» **REQUIRED WORK**
Below are records; work out how many of their lines hold the string "Expected" and give that number alone.

» **RECORD EXTRACTS**

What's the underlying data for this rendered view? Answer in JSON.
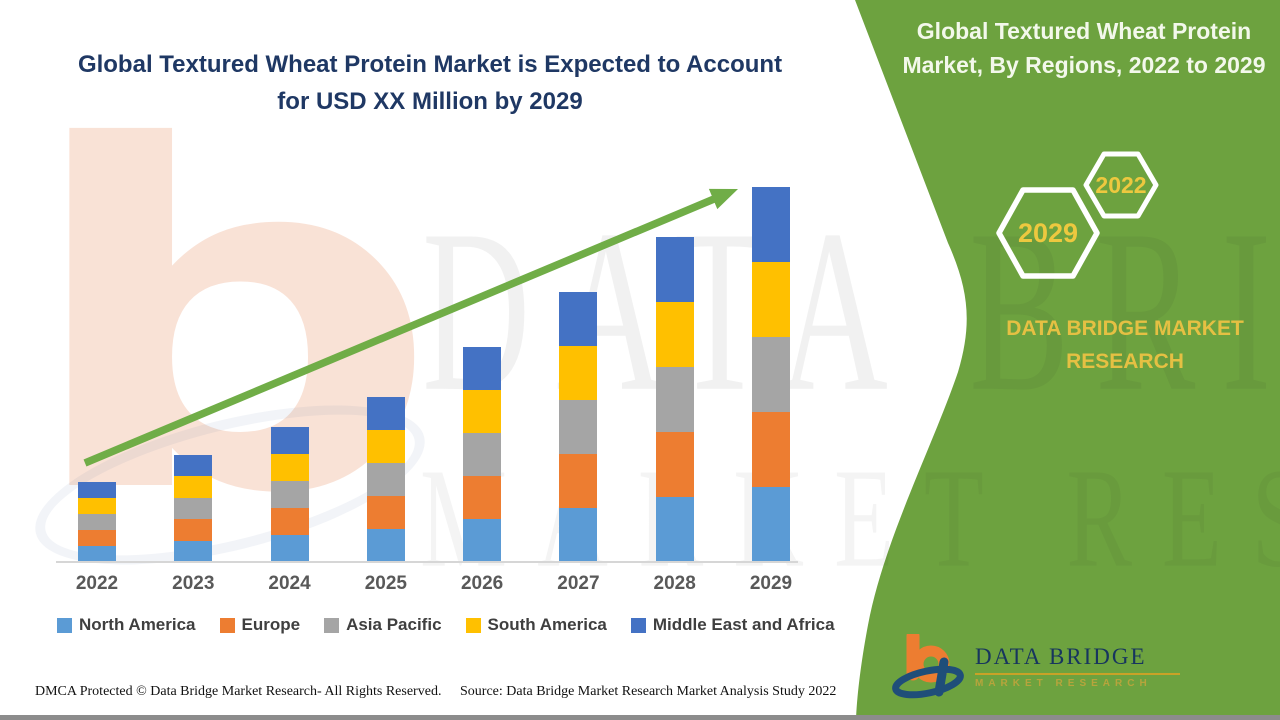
{
  "main": {
    "title": "Global Textured Wheat Protein Market is Expected to Account for USD XX Million by 2029"
  },
  "watermark": {
    "letter": "b",
    "line1": "DATA BRIDGE",
    "line2": "MARKET RESEARCH"
  },
  "side_panel": {
    "title": "Global Textured Wheat Protein Market, By Regions, 2022 to 2029",
    "badges": [
      {
        "label": "2029"
      },
      {
        "label": "2022"
      }
    ],
    "brand_text": "DATA BRIDGE MARKET RESEARCH",
    "colors": {
      "panel_green": "#6da23f",
      "badge_text_yellow": "#edc83f",
      "title_text": "#f3f8eb"
    }
  },
  "chart_data": {
    "type": "bar",
    "stacked": true,
    "title": "Global Textured Wheat Protein Market is Expected to Account for USD XX Million by 2029",
    "xlabel": "",
    "ylabel": "",
    "units": "relative height (no numeric axis shown; values stated as USD XX Million)",
    "pixels_per_unit": 1,
    "categories": [
      "2022",
      "2023",
      "2024",
      "2025",
      "2026",
      "2027",
      "2028",
      "2029"
    ],
    "series": [
      {
        "name": "North America",
        "color": "#5b9bd5",
        "values": [
          16,
          21.5,
          27,
          33,
          43,
          54,
          65,
          75
        ]
      },
      {
        "name": "Europe",
        "color": "#ed7d31",
        "values": [
          16,
          21.5,
          27,
          33,
          43,
          54,
          65,
          75
        ]
      },
      {
        "name": "Asia Pacific",
        "color": "#a5a5a5",
        "values": [
          16,
          21.5,
          27,
          33,
          43,
          54,
          65,
          75
        ]
      },
      {
        "name": "South America",
        "color": "#ffc000",
        "values": [
          16,
          21.5,
          27,
          33,
          43,
          54,
          65,
          75
        ]
      },
      {
        "name": "Middle East and Africa",
        "color": "#4472c4",
        "values": [
          16,
          21.5,
          27,
          33,
          43,
          54,
          65,
          75
        ]
      }
    ],
    "bar_totals_relative": [
      80,
      107.5,
      135,
      165,
      215,
      270,
      325,
      375
    ],
    "legend_position": "bottom",
    "grid": false,
    "value_axis_visible": false,
    "trend_arrow": true,
    "trend_arrow_color": "#70ad47"
  },
  "footer": {
    "dmca": "DMCA Protected © Data Bridge Market Research- All Rights Reserved.",
    "source": "Source: Data Bridge Market Research Market Analysis Study 2022"
  },
  "logo": {
    "text": "DATA BRIDGE",
    "tagline": "MARKET RESEARCH"
  }
}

» **REPLY TO THE TASK**
2